◆ WHAT IS NEEDED: All of the lines below are to be printed again exactly; images are excluded from the output.

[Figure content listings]
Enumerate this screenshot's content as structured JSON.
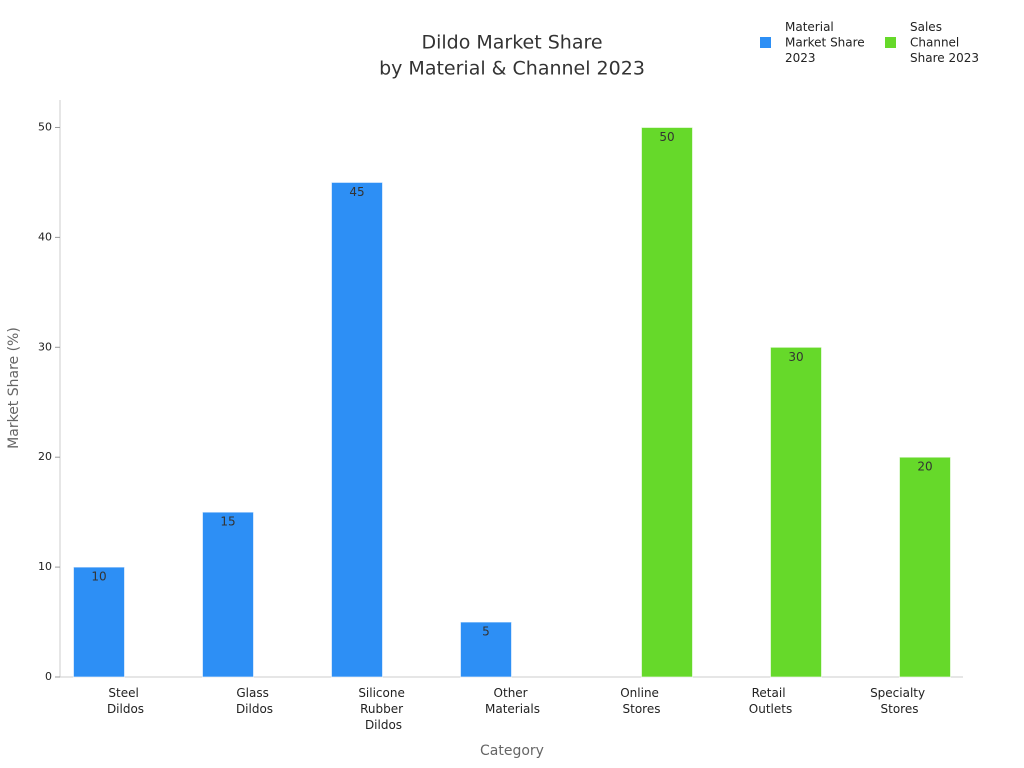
{
  "chart_data": {
    "type": "bar",
    "title": "Dildo Market Share",
    "subtitle": "by Material & Channel 2023",
    "x_label": "Category",
    "y_label": "Market Share (%)",
    "categories": [
      "Steel Dildos",
      "Glass Dildos",
      "Silicone Rubber Dildos",
      "Other Materials",
      "Online Stores",
      "Retail Outlets",
      "Specialty Stores"
    ],
    "series": [
      {
        "name": "Material Market Share 2023",
        "color": "#2d8ff5",
        "values": [
          10,
          15,
          45,
          5,
          null,
          null,
          null
        ]
      },
      {
        "name": "Sales Channel Share 2023",
        "color": "#66d92a",
        "values": [
          null,
          null,
          null,
          null,
          50,
          30,
          20
        ]
      }
    ],
    "ylim": [
      0,
      52.5
    ],
    "yticks": [
      0,
      10,
      20,
      30,
      40,
      50
    ],
    "legend": "top-right",
    "grid": false
  }
}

◆ CORRECT OUTPUT:
Enumerate this screenshot's content as structured JSON.
{
  "chart_data": {
    "type": "bar",
    "title": "Dildo Market Share",
    "subtitle": "by Material & Channel 2023",
    "x_label": "Category",
    "y_label": "Market Share (%)",
    "categories": [
      "Steel Dildos",
      "Glass Dildos",
      "Silicone Rubber Dildos",
      "Other Materials",
      "Online Stores",
      "Retail Outlets",
      "Specialty Stores"
    ],
    "series": [
      {
        "name": "Material Market Share 2023",
        "color": "#2d8ff5",
        "values": [
          10,
          15,
          45,
          5,
          null,
          null,
          null
        ]
      },
      {
        "name": "Sales Channel Share 2023",
        "color": "#66d92a",
        "values": [
          null,
          null,
          null,
          null,
          50,
          30,
          20
        ]
      }
    ],
    "ylim": [
      0,
      52.5
    ],
    "yticks": [
      0,
      10,
      20,
      30,
      40,
      50
    ],
    "legend": "top-right",
    "grid": false
  }
}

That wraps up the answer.